--- SUPPLIED RECORDS ---
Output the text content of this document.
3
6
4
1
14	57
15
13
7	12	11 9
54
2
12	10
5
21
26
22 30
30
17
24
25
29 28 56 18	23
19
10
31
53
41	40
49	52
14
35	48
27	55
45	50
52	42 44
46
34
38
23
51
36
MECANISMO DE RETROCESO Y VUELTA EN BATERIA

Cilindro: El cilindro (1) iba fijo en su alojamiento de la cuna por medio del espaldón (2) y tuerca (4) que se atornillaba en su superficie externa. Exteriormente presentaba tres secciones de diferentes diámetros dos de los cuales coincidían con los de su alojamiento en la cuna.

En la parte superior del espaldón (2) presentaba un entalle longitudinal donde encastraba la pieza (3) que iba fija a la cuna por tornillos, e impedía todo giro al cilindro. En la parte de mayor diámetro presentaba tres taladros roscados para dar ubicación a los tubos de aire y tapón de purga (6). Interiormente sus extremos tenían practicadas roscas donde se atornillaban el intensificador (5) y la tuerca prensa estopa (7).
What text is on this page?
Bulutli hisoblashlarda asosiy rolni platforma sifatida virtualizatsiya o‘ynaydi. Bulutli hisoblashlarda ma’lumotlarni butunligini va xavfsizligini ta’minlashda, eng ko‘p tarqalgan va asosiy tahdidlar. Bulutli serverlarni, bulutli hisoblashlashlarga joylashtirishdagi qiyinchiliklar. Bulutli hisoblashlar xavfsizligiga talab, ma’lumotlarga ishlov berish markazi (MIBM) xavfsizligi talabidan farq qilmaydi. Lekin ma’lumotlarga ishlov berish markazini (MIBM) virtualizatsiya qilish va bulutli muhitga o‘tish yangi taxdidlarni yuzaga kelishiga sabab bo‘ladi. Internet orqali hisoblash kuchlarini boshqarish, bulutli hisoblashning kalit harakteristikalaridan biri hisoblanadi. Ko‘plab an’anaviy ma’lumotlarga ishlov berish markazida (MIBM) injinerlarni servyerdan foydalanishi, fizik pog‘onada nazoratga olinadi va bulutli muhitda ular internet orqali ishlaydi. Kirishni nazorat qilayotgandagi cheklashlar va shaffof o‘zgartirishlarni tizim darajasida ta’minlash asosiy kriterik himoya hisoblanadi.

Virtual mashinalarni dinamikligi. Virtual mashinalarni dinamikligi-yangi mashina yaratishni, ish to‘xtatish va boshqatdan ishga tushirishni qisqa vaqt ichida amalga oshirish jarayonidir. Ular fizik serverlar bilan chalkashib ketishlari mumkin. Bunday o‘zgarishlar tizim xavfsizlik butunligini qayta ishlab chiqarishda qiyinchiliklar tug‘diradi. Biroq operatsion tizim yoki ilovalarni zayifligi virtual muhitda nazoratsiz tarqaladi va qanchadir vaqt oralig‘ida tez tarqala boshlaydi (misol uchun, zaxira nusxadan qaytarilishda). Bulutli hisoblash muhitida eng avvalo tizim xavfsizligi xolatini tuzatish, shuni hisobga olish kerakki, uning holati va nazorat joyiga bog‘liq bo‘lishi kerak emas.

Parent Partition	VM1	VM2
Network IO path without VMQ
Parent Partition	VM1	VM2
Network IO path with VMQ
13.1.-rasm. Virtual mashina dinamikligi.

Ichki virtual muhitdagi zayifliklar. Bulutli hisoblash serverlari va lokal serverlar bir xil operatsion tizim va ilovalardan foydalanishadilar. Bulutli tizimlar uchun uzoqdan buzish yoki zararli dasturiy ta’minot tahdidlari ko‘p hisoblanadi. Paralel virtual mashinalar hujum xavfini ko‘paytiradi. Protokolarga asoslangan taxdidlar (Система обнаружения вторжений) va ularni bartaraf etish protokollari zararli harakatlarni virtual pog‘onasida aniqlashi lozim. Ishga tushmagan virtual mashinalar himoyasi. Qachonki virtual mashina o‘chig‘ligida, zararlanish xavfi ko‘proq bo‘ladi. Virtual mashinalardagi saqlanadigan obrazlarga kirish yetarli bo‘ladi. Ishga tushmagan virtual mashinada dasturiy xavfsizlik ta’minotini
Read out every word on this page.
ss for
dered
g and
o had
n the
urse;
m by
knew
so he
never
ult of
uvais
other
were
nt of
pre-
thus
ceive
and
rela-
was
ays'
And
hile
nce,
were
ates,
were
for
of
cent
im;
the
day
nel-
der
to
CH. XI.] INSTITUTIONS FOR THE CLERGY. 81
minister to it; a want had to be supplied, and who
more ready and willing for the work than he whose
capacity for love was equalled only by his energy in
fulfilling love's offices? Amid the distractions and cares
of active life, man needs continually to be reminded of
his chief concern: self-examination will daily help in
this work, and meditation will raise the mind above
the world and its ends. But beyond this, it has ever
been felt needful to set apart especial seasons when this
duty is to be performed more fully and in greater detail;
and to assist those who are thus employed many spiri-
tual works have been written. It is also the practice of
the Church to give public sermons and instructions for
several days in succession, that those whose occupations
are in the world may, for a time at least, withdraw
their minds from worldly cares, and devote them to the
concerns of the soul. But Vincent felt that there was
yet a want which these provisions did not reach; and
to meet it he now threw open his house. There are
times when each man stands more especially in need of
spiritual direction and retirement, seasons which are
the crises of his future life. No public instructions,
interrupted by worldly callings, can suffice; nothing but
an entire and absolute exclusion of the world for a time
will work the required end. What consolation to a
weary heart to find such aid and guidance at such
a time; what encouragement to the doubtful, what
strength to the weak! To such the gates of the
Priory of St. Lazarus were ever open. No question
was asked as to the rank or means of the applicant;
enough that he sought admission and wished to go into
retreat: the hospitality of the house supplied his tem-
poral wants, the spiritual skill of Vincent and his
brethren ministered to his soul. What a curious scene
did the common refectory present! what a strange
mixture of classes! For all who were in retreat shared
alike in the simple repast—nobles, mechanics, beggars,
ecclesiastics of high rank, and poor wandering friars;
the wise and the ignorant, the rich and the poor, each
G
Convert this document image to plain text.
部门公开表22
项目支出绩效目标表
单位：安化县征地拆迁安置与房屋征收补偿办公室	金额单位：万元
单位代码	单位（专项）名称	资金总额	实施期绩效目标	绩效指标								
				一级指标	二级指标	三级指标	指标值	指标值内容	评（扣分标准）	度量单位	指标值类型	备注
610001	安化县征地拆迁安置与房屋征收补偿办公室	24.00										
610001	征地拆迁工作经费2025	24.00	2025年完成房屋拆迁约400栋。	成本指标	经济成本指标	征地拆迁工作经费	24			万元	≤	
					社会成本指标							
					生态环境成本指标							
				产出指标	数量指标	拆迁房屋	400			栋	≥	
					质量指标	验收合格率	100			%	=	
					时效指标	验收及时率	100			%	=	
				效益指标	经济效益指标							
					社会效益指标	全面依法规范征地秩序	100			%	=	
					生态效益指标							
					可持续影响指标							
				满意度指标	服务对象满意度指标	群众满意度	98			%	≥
---
REQUIREMENTS ->
Find the lines containing "felt" and pull them out.

FINAL ANSWER ->
been felt needful to set apart especial seasons when this
concerns of the soul. But Vincent felt that there was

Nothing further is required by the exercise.